EXERCISE DETAILS:
Copy out each line below exactly as it appears.

PROVIDED DATA:

□ □ □

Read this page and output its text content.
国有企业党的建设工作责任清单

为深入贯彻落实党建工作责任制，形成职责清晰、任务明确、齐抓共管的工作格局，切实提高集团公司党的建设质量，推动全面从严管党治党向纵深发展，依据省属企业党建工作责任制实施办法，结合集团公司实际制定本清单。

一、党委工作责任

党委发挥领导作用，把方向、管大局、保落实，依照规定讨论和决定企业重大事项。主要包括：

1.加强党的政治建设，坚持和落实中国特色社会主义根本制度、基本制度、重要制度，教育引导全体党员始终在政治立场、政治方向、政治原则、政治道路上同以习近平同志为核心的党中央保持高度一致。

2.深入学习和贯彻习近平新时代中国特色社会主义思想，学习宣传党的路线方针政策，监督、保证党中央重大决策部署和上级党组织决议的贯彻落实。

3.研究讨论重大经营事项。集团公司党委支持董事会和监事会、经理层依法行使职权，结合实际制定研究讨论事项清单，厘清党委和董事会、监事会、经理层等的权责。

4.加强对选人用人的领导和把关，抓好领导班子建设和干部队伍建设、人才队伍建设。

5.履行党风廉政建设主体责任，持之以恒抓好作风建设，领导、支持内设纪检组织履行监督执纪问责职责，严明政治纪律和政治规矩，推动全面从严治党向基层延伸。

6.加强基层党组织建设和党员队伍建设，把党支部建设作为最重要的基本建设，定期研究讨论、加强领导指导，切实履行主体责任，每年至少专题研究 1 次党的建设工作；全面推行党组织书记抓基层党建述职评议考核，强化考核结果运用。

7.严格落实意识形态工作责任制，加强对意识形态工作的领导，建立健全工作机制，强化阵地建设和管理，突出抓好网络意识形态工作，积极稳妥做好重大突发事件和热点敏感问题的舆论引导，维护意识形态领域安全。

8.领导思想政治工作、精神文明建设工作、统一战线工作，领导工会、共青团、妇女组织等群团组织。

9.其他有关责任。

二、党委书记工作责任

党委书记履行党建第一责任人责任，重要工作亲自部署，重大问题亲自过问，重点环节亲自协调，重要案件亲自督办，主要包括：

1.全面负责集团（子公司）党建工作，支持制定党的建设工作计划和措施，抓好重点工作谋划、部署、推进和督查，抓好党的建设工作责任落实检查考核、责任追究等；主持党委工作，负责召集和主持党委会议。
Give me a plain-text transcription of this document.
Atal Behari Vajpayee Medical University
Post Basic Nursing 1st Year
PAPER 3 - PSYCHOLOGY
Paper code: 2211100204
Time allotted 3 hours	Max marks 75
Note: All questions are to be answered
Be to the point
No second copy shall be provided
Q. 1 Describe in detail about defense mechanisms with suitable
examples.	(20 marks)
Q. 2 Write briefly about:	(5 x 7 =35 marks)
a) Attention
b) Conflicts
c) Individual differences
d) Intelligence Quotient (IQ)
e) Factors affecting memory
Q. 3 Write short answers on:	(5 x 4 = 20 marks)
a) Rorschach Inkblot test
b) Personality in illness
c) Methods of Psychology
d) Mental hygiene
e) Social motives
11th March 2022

□ □ □

COMPLETED TASK:
Read this page and output its text content.
国有企业党的建设工作责任清单

为深入贯彻落实党建工作责任制，形成职责清晰、任务明确、齐抓共管的工作格局，切实提高集团公司党的建设质量，推动全面从严管党治党向纵深发展，依据省属企业党建工作责任制实施办法，结合集团公司实际制定本清单。

一、党委工作责任

党委发挥领导作用，把方向、管大局、保落实，依照规定讨论和决定企业重大事项。主要包括：

1.加强党的政治建设，坚持和落实中国特色社会主义根本制度、基本制度、重要制度，教育引导全体党员始终在政治立场、政治方向、政治原则、政治道路上同以习近平同志为核心的党中央保持高度一致。

2.深入学习和贯彻习近平新时代中国特色社会主义思想，学习宣传党的路线方针政策，监督、保证党中央重大决策部署和上级党组织决议的贯彻落实。

3.研究讨论重大经营事项。集团公司党委支持董事会和监事会、经理层依法行使职权，结合实际制定研究讨论事项清单，厘清党委和董事会、监事会、经理层等的权责。

4.加强对选人用人的领导和把关，抓好领导班子建设和干部队伍建设、人才队伍建设。

5.履行党风廉政建设主体责任，持之以恒抓好作风建设，领导、支持内设纪检组织履行监督执纪问责职责，严明政治纪律和政治规矩，推动全面从严治党向基层延伸。

6.加强基层党组织建设和党员队伍建设，把党支部建设作为最重要的基本建设，定期研究讨论、加强领导指导，切实履行主体责任，每年至少专题研究 1 次党的建设工作；全面推行党组织书记抓基层党建述职评议考核，强化考核结果运用。

7.严格落实意识形态工作责任制，加强对意识形态工作的领导，建立健全工作机制，强化阵地建设和管理，突出抓好网络意识形态工作，积极稳妥做好重大突发事件和热点敏感问题的舆论引导，维护意识形态领域安全。

8.领导思想政治工作、精神文明建设工作、统一战线工作，领导工会、共青团、妇女组织等群团组织。

9.其他有关责任。

二、党委书记工作责任

党委书记履行党建第一责任人责任，重要工作亲自部署，重大问题亲自过问，重点环节亲自协调，重要案件亲自督办，主要包括：

1.全面负责集团（子公司）党建工作，支持制定党的建设工作计划和措施，抓好重点工作谋划、部署、推进和督查，抓好党的建设工作责任落实检查考核、责任追究等；主持党委工作，负责召集和主持党委会议。
Give me a plain-text transcription of this document.
Atal Behari Vajpayee Medical University
Post Basic Nursing 1st Year
PAPER 3 - PSYCHOLOGY
Paper code: 2211100204
Time allotted 3 hours	Max marks 75
Note: All questions are to be answered
Be to the point
No second copy shall be provided
Q. 1 Describe in detail about defense mechanisms with suitable
examples.	(20 marks)
Q. 2 Write briefly about:	(5 x 7 =35 marks)
a) Attention
b) Conflicts
c) Individual differences
d) Intelligence Quotient (IQ)
e) Factors affecting memory
Q. 3 Write short answers on:	(5 x 4 = 20 marks)
a) Rorschach Inkblot test
b) Personality in illness
c) Methods of Psychology
d) Mental hygiene
e) Social motives
11th March 2022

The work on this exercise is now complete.